EXERCISE REQUIREMENTS: Find the lines with the string "Templates" and return them.

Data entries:

○ ○ ○ ○ ○ ○ ○

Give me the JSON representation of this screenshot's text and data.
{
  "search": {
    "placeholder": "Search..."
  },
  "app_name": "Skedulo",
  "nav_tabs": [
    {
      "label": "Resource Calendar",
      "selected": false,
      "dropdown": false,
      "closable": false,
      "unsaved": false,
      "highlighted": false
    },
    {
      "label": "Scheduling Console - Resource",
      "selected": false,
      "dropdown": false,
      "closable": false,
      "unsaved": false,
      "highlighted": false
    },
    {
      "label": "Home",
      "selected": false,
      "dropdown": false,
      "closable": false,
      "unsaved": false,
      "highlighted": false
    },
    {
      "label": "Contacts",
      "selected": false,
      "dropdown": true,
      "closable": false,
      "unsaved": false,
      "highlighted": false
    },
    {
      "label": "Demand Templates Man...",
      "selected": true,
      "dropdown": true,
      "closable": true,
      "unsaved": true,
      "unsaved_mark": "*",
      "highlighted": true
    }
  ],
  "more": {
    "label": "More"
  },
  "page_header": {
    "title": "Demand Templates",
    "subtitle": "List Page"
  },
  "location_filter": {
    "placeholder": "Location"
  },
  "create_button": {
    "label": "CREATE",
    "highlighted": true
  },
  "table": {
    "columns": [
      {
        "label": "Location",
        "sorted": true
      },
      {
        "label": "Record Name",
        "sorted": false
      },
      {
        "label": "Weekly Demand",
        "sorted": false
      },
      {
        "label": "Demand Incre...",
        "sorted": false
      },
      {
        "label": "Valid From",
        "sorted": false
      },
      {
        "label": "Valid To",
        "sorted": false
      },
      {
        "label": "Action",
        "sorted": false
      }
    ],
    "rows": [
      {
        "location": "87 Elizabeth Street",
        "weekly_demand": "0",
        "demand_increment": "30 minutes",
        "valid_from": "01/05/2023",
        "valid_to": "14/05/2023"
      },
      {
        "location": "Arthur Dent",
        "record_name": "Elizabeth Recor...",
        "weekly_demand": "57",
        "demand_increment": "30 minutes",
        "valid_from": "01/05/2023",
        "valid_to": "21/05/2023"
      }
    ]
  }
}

○ ○ ○ ○ ○ ○ ○

RESULT:
      "label": "Demand Templates Man...",
    "title": "Demand Templates",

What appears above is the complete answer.